--- START OF Extracted entries ---

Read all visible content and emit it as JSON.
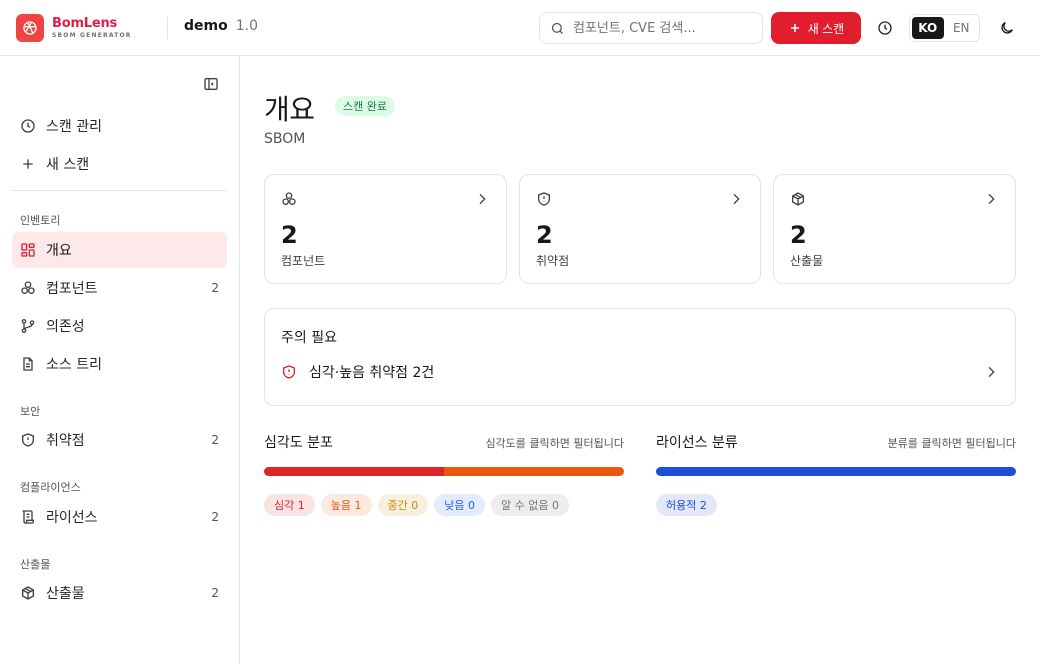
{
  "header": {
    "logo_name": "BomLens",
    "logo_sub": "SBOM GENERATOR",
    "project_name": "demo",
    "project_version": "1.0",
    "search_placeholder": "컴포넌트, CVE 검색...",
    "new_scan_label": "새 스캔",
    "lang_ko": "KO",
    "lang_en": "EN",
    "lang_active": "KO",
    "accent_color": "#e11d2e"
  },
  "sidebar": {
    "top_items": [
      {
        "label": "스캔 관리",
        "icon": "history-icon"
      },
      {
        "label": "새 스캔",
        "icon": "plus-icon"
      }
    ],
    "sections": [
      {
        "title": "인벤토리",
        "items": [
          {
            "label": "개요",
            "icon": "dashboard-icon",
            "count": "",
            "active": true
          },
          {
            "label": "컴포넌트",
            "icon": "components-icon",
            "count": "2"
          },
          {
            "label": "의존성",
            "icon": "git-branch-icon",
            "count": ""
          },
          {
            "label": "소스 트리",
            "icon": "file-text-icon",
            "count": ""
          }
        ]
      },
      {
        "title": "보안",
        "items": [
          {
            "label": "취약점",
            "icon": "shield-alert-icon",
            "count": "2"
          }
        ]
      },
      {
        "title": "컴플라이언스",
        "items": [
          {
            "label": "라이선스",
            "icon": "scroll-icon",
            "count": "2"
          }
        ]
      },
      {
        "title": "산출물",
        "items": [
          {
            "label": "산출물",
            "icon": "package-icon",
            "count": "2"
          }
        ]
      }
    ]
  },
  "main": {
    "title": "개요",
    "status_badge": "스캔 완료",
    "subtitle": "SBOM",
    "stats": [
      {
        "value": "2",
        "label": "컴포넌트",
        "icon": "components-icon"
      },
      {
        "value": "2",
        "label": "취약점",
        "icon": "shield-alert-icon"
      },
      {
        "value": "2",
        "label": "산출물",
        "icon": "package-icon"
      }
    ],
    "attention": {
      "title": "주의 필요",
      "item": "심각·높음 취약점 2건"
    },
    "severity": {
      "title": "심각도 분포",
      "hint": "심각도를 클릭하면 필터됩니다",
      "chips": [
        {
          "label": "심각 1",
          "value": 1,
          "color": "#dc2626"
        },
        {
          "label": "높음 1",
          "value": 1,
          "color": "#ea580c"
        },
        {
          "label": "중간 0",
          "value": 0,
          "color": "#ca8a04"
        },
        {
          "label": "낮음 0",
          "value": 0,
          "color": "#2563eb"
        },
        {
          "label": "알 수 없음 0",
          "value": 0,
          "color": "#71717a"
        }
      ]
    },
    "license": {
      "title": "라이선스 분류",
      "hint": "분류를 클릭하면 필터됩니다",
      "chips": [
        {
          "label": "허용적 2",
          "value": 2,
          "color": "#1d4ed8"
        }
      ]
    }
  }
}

--- END OF Extracted entries ---

Print every entry exactly as written, without the pictures.

Read all visible content and emit it as JSON.
{
  "header": {
    "logo_name": "BomLens",
    "logo_sub": "SBOM GENERATOR",
    "project_name": "demo",
    "project_version": "1.0",
    "search_placeholder": "컴포넌트, CVE 검색...",
    "new_scan_label": "새 스캔",
    "lang_ko": "KO",
    "lang_en": "EN",
    "lang_active": "KO",
    "accent_color": "#e11d2e"
  },
  "sidebar": {
    "top_items": [
      {
        "label": "스캔 관리",
        "icon": "history-icon"
      },
      {
        "label": "새 스캔",
        "icon": "plus-icon"
      }
    ],
    "sections": [
      {
        "title": "인벤토리",
        "items": [
          {
            "label": "개요",
            "icon": "dashboard-icon",
            "count": "",
            "active": true
          },
          {
            "label": "컴포넌트",
            "icon": "components-icon",
            "count": "2"
          },
          {
            "label": "의존성",
            "icon": "git-branch-icon",
            "count": ""
          },
          {
            "label": "소스 트리",
            "icon": "file-text-icon",
            "count": ""
          }
        ]
      },
      {
        "title": "보안",
        "items": [
          {
            "label": "취약점",
            "icon": "shield-alert-icon",
            "count": "2"
          }
        ]
      },
      {
        "title": "컴플라이언스",
        "items": [
          {
            "label": "라이선스",
            "icon": "scroll-icon",
            "count": "2"
          }
        ]
      },
      {
        "title": "산출물",
        "items": [
          {
            "label": "산출물",
            "icon": "package-icon",
            "count": "2"
          }
        ]
      }
    ]
  },
  "main": {
    "title": "개요",
    "status_badge": "스캔 완료",
    "subtitle": "SBOM",
    "stats": [
      {
        "value": "2",
        "label": "컴포넌트",
        "icon": "components-icon"
      },
      {
        "value": "2",
        "label": "취약점",
        "icon": "shield-alert-icon"
      },
      {
        "value": "2",
        "label": "산출물",
        "icon": "package-icon"
      }
    ],
    "attention": {
      "title": "주의 필요",
      "item": "심각·높음 취약점 2건"
    },
    "severity": {
      "title": "심각도 분포",
      "hint": "심각도를 클릭하면 필터됩니다",
      "chips": [
        {
          "label": "심각 1",
          "value": 1,
          "color": "#dc2626"
        },
        {
          "label": "높음 1",
          "value": 1,
          "color": "#ea580c"
        },
        {
          "label": "중간 0",
          "value": 0,
          "color": "#ca8a04"
        },
        {
          "label": "낮음 0",
          "value": 0,
          "color": "#2563eb"
        },
        {
          "label": "알 수 없음 0",
          "value": 0,
          "color": "#71717a"
        }
      ]
    },
    "license": {
      "title": "라이선스 분류",
      "hint": "분류를 클릭하면 필터됩니다",
      "chips": [
        {
          "label": "허용적 2",
          "value": 2,
          "color": "#1d4ed8"
        }
      ]
    }
  }
}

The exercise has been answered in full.